PROBLEM DETAILS: Locate every line below that contains the word "thiết" and copy it.

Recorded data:
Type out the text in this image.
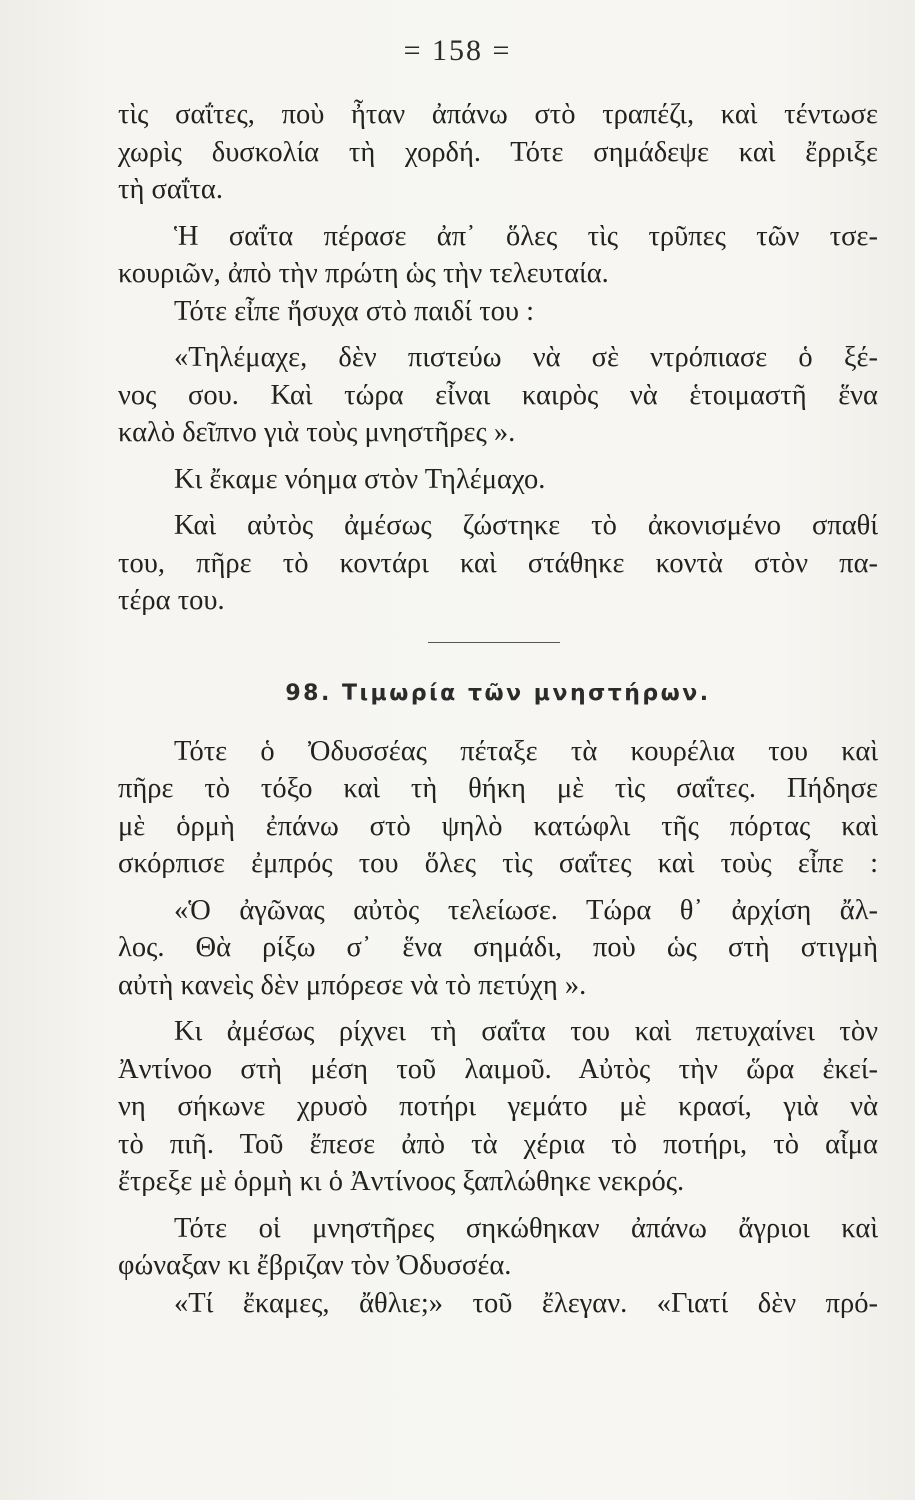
= 158 =
τὶς σαΐτες, ποὺ ἦταν ἀπάνω στὸ τραπέζι, καὶ τέντωσε
χωρὶς δυσκολία τὴ χορδή. Τότε σημάδεψε καὶ ἔρριξε
τὴ σαΐτα.
Ἡ σαΐτα πέρασε ἀπ᾽ ὅλες τὶς τρῦπες τῶν τσε-
κουριῶν, ἀπὸ τὴν πρώτη ὡς τὴν τελευταία.
Τότε εἶπε ἥσυχα στὸ παιδί του :
«Τηλέμαχε, δὲν πιστεύω νὰ σὲ ντρόπιασε ὁ ξέ-
νος σου. Καὶ τώρα εἶναι καιρὸς νὰ ἑτοιμαστῆ ἕνα
καλὸ δεῖπνο γιὰ τοὺς μνηστῆρες ».
Κι ἔκαμε νόημα στὸν Τηλέμαχο.
Καὶ αὐτὸς ἀμέσως ζώστηκε τὸ ἀκονισμένο σπαθί
του, πῆρε τὸ κοντάρι καὶ στάθηκε κοντὰ στὸν πα-
τέρα του.
98. Τιμωρία τῶν μνηστήρων.
Τότε ὁ Ὀδυσσέας πέταξε τὰ κουρέλια του καὶ
πῆρε τὸ τόξο καὶ τὴ θήκη μὲ τὶς σαΐτες. Πήδησε
μὲ ὁρμὴ ἐπάνω στὸ ψηλὸ κατώφλι τῆς πόρτας καὶ
σκόρπισε ἐμπρός του ὅλες τὶς σαΐτες καὶ τοὺς εἶπε :
«Ὁ ἀγῶνας αὐτὸς τελείωσε. Τώρα θ᾽ ἀρχίση ἄλ-
λος. Θὰ ρίξω σ᾽ ἕνα σημάδι, ποὺ ὡς στὴ στιγμὴ
αὐτὴ κανεὶς δὲν μπόρεσε νὰ τὸ πετύχη ».
Κι ἀμέσως ρίχνει τὴ σαΐτα του καὶ πετυχαίνει τὸν
Ἀντίνοο στὴ μέση τοῦ λαιμοῦ. Αὐτὸς τὴν ὥρα ἐκεί-
νη σήκωνε χρυσὸ ποτήρι γεμάτο μὲ κρασί, γιὰ νὰ
τὸ πιῆ. Τοῦ ἔπεσε ἀπὸ τὰ χέρια τὸ ποτήρι, τὸ αἷμα
ἔτρεξε μὲ ὁρμὴ κι ὁ Ἀντίνοος ξαπλώθηκε νεκρός.
Τότε οἱ μνηστῆρες σηκώθηκαν ἀπάνω ἄγριοι καὶ
φώναξαν κι ἔβριζαν τὸν Ὀδυσσέα.
«Τί ἔκαμες, ἄθλιε;» τοῦ ἔλεγαν. «Γιατί δὲν πρό-
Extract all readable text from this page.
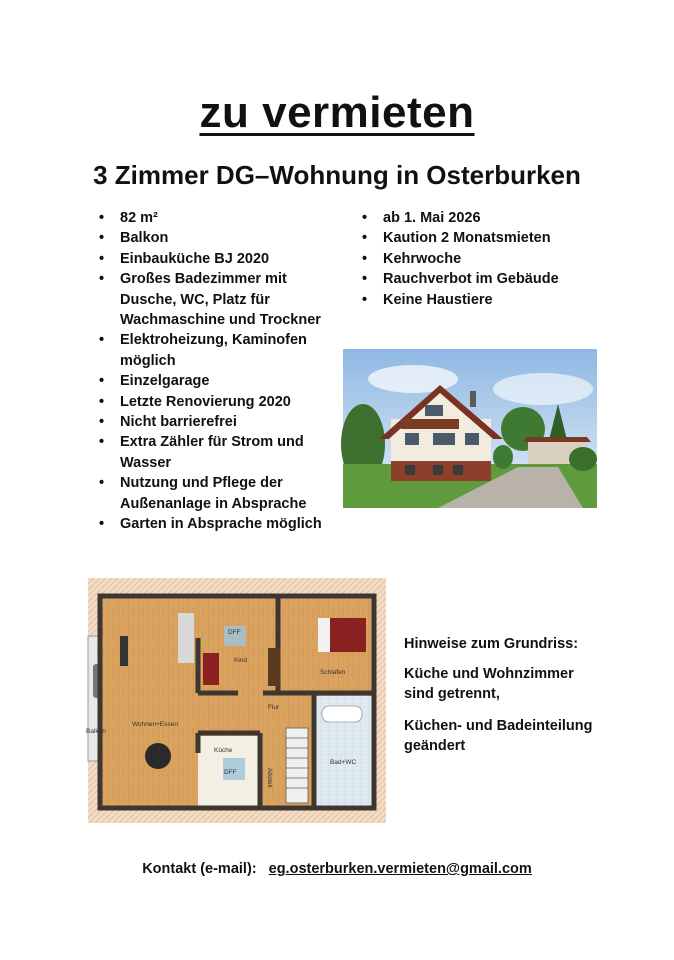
zu vermieten
3 Zimmer DG–Wohnung in Osterburken
• 82 m²
• Balkon
• Einbauküche BJ 2020
• Großes Badezimmer mit Dusche, WC, Platz für Wachmaschine und Trockner
• Elektroheizung, Kaminofen möglich
• Einzelgarage
• Letzte Renovierung 2020
• Nicht barrierefrei
• Extra Zähler für Strom und Wasser
• Nutzung und Pflege der Außenanlage in Absprache
• Garten in Absprache möglich
• ab 1. Mai 2026
• Kaution 2 Monatsmieten
• Kehrwoche
• Rauchverbot im Gebäude
• Keine Haustiere
DFF
Kind
Schlafen
Balkon
Wohnen+Essen
Flur
Küche
DFF	Abstell
Bad+WC
Hinweise zum Grundriss:
Küche und Wohnzimmer sind getrennt,
Küchen- und Badeinteilung geändert
Kontakt (e-mail): eg.osterburken.vermieten@gmail.com
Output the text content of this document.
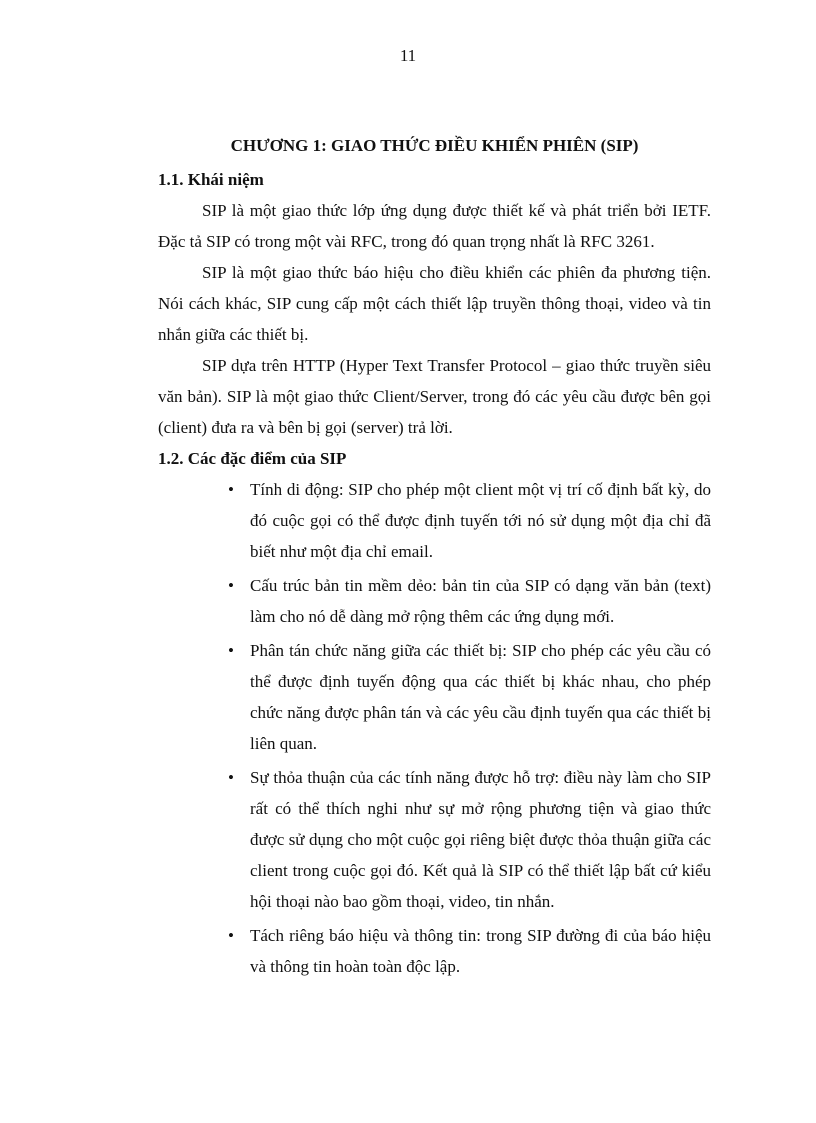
11
CHƯƠNG 1: GIAO THỨC ĐIỀU KHIỂN PHIÊN (SIP)
1.1. Khái niệm

SIP là một giao thức lớp ứng dụng được thiết kế và phát triển bởi IETF. Đặc tả SIP có trong một vài RFC, trong đó quan trọng nhất là RFC 3261.

SIP là một giao thức báo hiệu cho điều khiển các phiên đa phương tiện. Nói cách khác, SIP cung cấp một cách thiết lập truyền thông thoại, video và tin nhắn giữa các thiết bị.

SIP dựa trên HTTP (Hyper Text Transfer Protocol – giao thức truyền siêu văn bản). SIP là một giao thức Client/Server, trong đó các yêu cầu được bên gọi (client) đưa ra và bên bị gọi (server) trả lời.

1.2. Các đặc điểm của SIP
• Tính di động: SIP cho phép một client một vị trí cố định bất kỳ, do đó cuộc gọi có thể được định tuyến tới nó sử dụng một địa chỉ đã biết như một địa chỉ email.
• Cấu trúc bản tin mềm dẻo: bản tin của SIP có dạng văn bản (text) làm cho nó dễ dàng mở rộng thêm các ứng dụng mới.
• Phân tán chức năng giữa các thiết bị: SIP cho phép các yêu cầu có thể được định tuyến động qua các thiết bị khác nhau, cho phép chức năng được phân tán và các yêu cầu định tuyến qua các thiết bị liên quan.
• Sự thỏa thuận của các tính năng được hỗ trợ: điều này làm cho SIP rất có thể thích nghi như sự mở rộng phương tiện và giao thức được sử dụng cho một cuộc gọi riêng biệt được thỏa thuận giữa các client trong cuộc gọi đó. Kết quả là SIP có thể thiết lập bất cứ kiểu hội thoại nào bao gồm thoại, video, tin nhắn.
• Tách riêng báo hiệu và thông tin: trong SIP đường đi của báo hiệu và thông tin hoàn toàn độc lập.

ANSWER TO THE TASK:
SIP là một giao thức lớp ứng dụng được thiết kế và phát triển bởi IETF. Đặc tả SIP có trong một vài RFC, trong đó quan trọng nhất là RFC 3261.
SIP là một giao thức báo hiệu cho điều khiển các phiên đa phương tiện. Nói cách khác, SIP cung cấp một cách thiết lập truyền thông thoại, video và tin nhắn giữa các thiết bị.
• Phân tán chức năng giữa các thiết bị: SIP cho phép các yêu cầu có thể được định tuyến động qua các thiết bị khác nhau, cho phép chức năng được phân tán và các yêu cầu định tuyến qua các thiết bị liên quan.
• Sự thỏa thuận của các tính năng được hỗ trợ: điều này làm cho SIP rất có thể thích nghi như sự mở rộng phương tiện và giao thức được sử dụng cho một cuộc gọi riêng biệt được thỏa thuận giữa các client trong cuộc gọi đó. Kết quả là SIP có thể thiết lập bất cứ kiểu hội thoại nào bao gồm thoại, video, tin nhắn.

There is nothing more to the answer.